>> BEGIN Available records
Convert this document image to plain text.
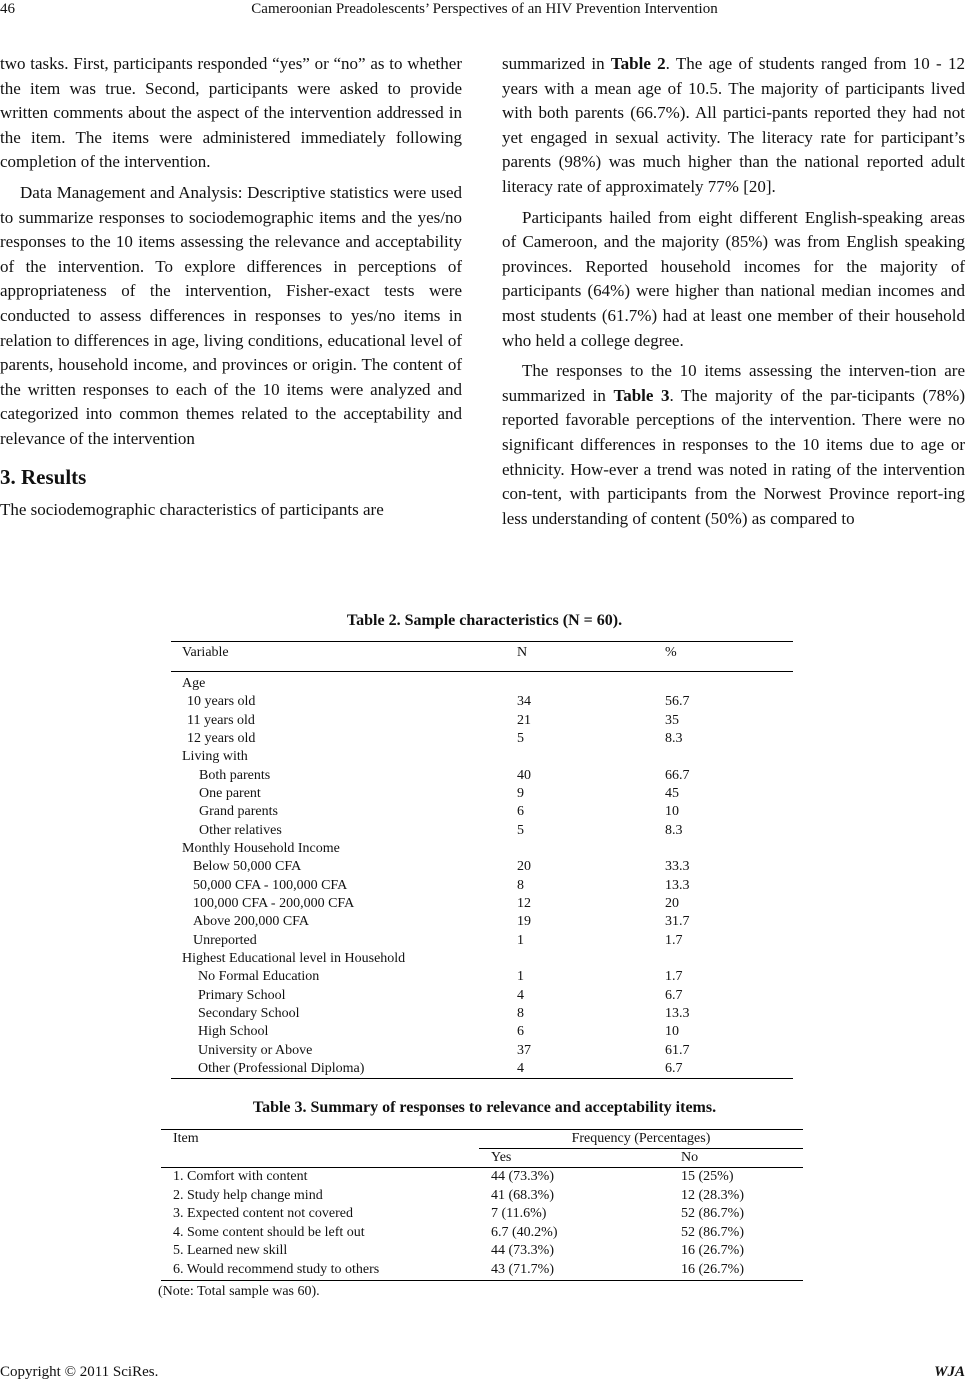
46	Cameroonian Preadolescents’ Perspectives of an HIV Prevention Intervention

two tasks. First, participants responded “yes” or “no” as to whether the item was true. Second, participants were asked to provide written comments about the aspect of the intervention addressed in the item. The items were administered immediately following completion of the intervention.

Data Management and Analysis: Descriptive statistics were used to summarize responses to sociodemographic items and the yes/no responses to the 10 items assessing the relevance and acceptability of the intervention. To explore differences in perceptions of appropriateness of the intervention, Fisher-exact tests were conducted to assess differences in responses to yes/no items in relation to differences in age, living conditions, educational level of parents, household income, and provinces or origin. The content of the written responses to each of the 10 items were analyzed and categorized into common themes related to the acceptability and relevance of the intervention

3. Results

The sociodemographic characteristics of participants are

summarized in Table 2. The age of students ranged from 10 - 12 years with a mean age of 10.5. The majority of participants lived with both parents (66.7%). All partici-pants reported they had not yet engaged in sexual activity. The literacy rate for participant’s parents (98%) was much higher than the national reported adult literacy rate of approximately 77% [20].

Participants hailed from eight different English-speaking areas of Cameroon, and the majority (85%) was from English speaking provinces. Reported household incomes for the majority of participants (64%) were higher than national median incomes and most students (61.7%) had at least one member of their household who held a college degree.

The responses to the 10 items assessing the interven-tion are summarized in Table 3. The majority of the par-ticipants (78%) reported favorable perceptions of the intervention. There were no significant differences in responses to the 10 items due to age or ethnicity. How-ever a trend was noted in rating of the intervention con-tent, with participants from the Norwest Province report-ing less understanding of content (50%) as compared to

Table 2. Sample characteristics (N = 60).
Variable	N	%
Age		
10 years old	34	56.7
11 years old	21	35
12 years old	5	8.3
Living with		
Both parents	40	66.7
One parent	9	45
Grand parents	6	10
Other relatives	5	8.3
Monthly Household Income		
Below 50,000 CFA	20	33.3
50,000 CFA - 100,000 CFA	8	13.3
100,000 CFA - 200,000 CFA	12	20
Above 200,000 CFA	19	31.7
Unreported	1	1.7
Highest Educational level in Household		
No Formal Education	1	1.7
Primary School	4	6.7
Secondary School	8	13.3
High School	6	10
University or Above	37	61.7
Other (Professional Diploma)	4	6.7
Table 3. Summary of responses to relevance and acceptability items.
Item	Frequency (Percentages)	
	Yes	No
1. Comfort with content	44 (73.3%)	15 (25%)
2. Study help change mind	41 (68.3%)	12 (28.3%)
3. Expected content not covered	7 (11.6%)	52 (86.7%)
4. Some content should be left out	6.7 (40.2%)	52 (86.7%)
5. Learned new skill	44 (73.3%)	16 (26.7%)
6. Would recommend study to others	43 (71.7%)	16 (26.7%)
(Note: Total sample was 60).
Copyright © 2011 SciRes.	WJA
>> END Available records
*Directive*: Give all the entries again exactly, dropping each picture.

*Solved problem*:
Convert this document image to plain text.
46	Cameroonian Preadolescents’ Perspectives of an HIV Prevention Intervention

two tasks. First, participants responded “yes” or “no” as to whether the item was true. Second, participants were asked to provide written comments about the aspect of the intervention addressed in the item. The items were administered immediately following completion of the intervention.

Data Management and Analysis: Descriptive statistics were used to summarize responses to sociodemographic items and the yes/no responses to the 10 items assessing the relevance and acceptability of the intervention. To explore differences in perceptions of appropriateness of the intervention, Fisher-exact tests were conducted to assess differences in responses to yes/no items in relation to differences in age, living conditions, educational level of parents, household income, and provinces or origin. The content of the written responses to each of the 10 items were analyzed and categorized into common themes related to the acceptability and relevance of the intervention

3. Results

The sociodemographic characteristics of participants are

summarized in Table 2. The age of students ranged from 10 - 12 years with a mean age of 10.5. The majority of participants lived with both parents (66.7%). All partici-pants reported they had not yet engaged in sexual activity. The literacy rate for participant’s parents (98%) was much higher than the national reported adult literacy rate of approximately 77% [20].

Participants hailed from eight different English-speaking areas of Cameroon, and the majority (85%) was from English speaking provinces. Reported household incomes for the majority of participants (64%) were higher than national median incomes and most students (61.7%) had at least one member of their household who held a college degree.

The responses to the 10 items assessing the interven-tion are summarized in Table 3. The majority of the par-ticipants (78%) reported favorable perceptions of the intervention. There were no significant differences in responses to the 10 items due to age or ethnicity. How-ever a trend was noted in rating of the intervention con-tent, with participants from the Norwest Province report-ing less understanding of content (50%) as compared to

Table 2. Sample characteristics (N = 60).
Variable	N	%
Age		
10 years old	34	56.7
11 years old	21	35
12 years old	5	8.3
Living with		
Both parents	40	66.7
One parent	9	45
Grand parents	6	10
Other relatives	5	8.3
Monthly Household Income		
Below 50,000 CFA	20	33.3
50,000 CFA - 100,000 CFA	8	13.3
100,000 CFA - 200,000 CFA	12	20
Above 200,000 CFA	19	31.7
Unreported	1	1.7
Highest Educational level in Household		
No Formal Education	1	1.7
Primary School	4	6.7
Secondary School	8	13.3
High School	6	10
University or Above	37	61.7
Other (Professional Diploma)	4	6.7
Table 3. Summary of responses to relevance and acceptability items.
Item	Frequency (Percentages)	
	Yes	No
1. Comfort with content	44 (73.3%)	15 (25%)
2. Study help change mind	41 (68.3%)	12 (28.3%)
3. Expected content not covered	7 (11.6%)	52 (86.7%)
4. Some content should be left out	6.7 (40.2%)	52 (86.7%)
5. Learned new skill	44 (73.3%)	16 (26.7%)
6. Would recommend study to others	43 (71.7%)	16 (26.7%)
(Note: Total sample was 60).
Copyright © 2011 SciRes.	WJA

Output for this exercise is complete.